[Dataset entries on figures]
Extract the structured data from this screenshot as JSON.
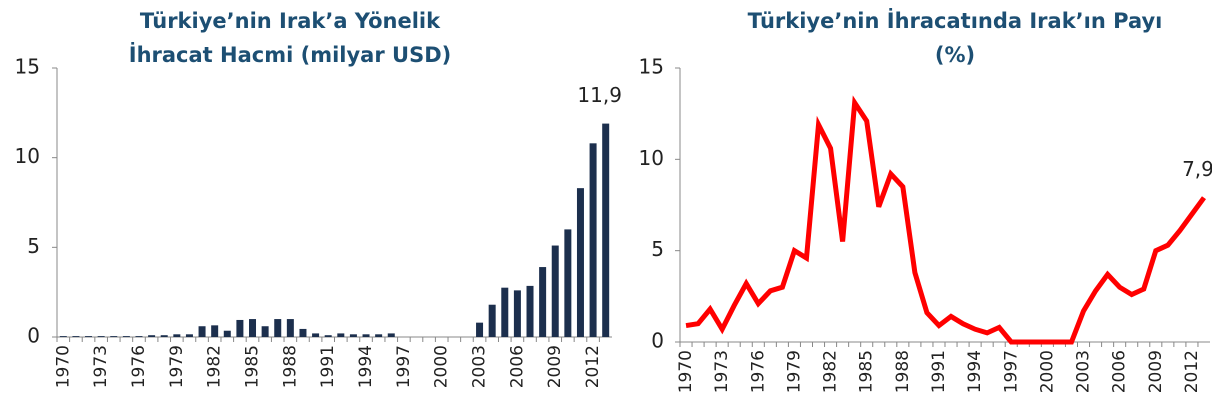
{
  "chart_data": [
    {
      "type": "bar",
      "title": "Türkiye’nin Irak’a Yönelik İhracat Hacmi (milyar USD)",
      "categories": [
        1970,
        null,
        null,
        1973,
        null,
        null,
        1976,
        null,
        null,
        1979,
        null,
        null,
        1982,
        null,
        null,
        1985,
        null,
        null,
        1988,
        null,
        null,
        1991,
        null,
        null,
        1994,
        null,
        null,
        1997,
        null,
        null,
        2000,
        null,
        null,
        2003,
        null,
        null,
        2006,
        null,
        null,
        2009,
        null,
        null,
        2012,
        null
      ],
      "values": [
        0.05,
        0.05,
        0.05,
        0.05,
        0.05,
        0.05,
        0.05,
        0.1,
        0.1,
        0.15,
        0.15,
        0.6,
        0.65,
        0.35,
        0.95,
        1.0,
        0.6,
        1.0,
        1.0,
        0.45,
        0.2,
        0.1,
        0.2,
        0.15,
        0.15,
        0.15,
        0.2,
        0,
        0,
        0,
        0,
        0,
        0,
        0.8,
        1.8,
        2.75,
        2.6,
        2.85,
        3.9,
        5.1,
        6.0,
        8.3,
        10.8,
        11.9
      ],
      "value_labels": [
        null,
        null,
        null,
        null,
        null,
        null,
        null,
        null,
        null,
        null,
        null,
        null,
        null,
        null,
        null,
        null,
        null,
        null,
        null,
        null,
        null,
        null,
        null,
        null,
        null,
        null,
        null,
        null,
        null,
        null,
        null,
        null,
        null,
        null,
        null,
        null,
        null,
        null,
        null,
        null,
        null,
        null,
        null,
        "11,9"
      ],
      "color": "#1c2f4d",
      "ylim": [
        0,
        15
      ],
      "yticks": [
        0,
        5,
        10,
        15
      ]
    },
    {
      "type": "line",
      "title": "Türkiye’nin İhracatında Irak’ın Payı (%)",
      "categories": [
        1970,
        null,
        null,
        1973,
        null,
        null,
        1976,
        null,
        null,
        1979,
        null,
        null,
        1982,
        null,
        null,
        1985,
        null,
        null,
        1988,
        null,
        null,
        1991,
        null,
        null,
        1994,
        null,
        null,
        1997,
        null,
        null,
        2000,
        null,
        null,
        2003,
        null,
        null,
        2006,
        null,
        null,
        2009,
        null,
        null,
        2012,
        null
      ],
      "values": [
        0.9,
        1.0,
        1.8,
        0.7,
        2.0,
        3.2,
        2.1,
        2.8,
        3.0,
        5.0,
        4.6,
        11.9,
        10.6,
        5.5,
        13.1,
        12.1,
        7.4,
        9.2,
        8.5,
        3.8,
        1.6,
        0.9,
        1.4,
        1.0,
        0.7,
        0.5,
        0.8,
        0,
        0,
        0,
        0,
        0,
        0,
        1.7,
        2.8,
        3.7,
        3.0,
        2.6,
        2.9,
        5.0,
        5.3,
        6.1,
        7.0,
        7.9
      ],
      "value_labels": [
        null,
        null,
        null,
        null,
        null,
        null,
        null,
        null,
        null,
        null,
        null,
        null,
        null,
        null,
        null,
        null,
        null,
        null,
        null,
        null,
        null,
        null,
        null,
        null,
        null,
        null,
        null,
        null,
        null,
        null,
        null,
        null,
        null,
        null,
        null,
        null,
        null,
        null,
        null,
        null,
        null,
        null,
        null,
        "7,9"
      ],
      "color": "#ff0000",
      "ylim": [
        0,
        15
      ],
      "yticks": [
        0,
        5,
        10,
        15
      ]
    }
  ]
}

Problem description:
Look over the listing. Pull out every line with the string "Irak" in it.

Output:
      "title": "Türkiye’nin Irak’a Yönelik İhracat Hacmi (milyar USD)",
      "title": "Türkiye’nin İhracatında Irak’ın Payı (%)",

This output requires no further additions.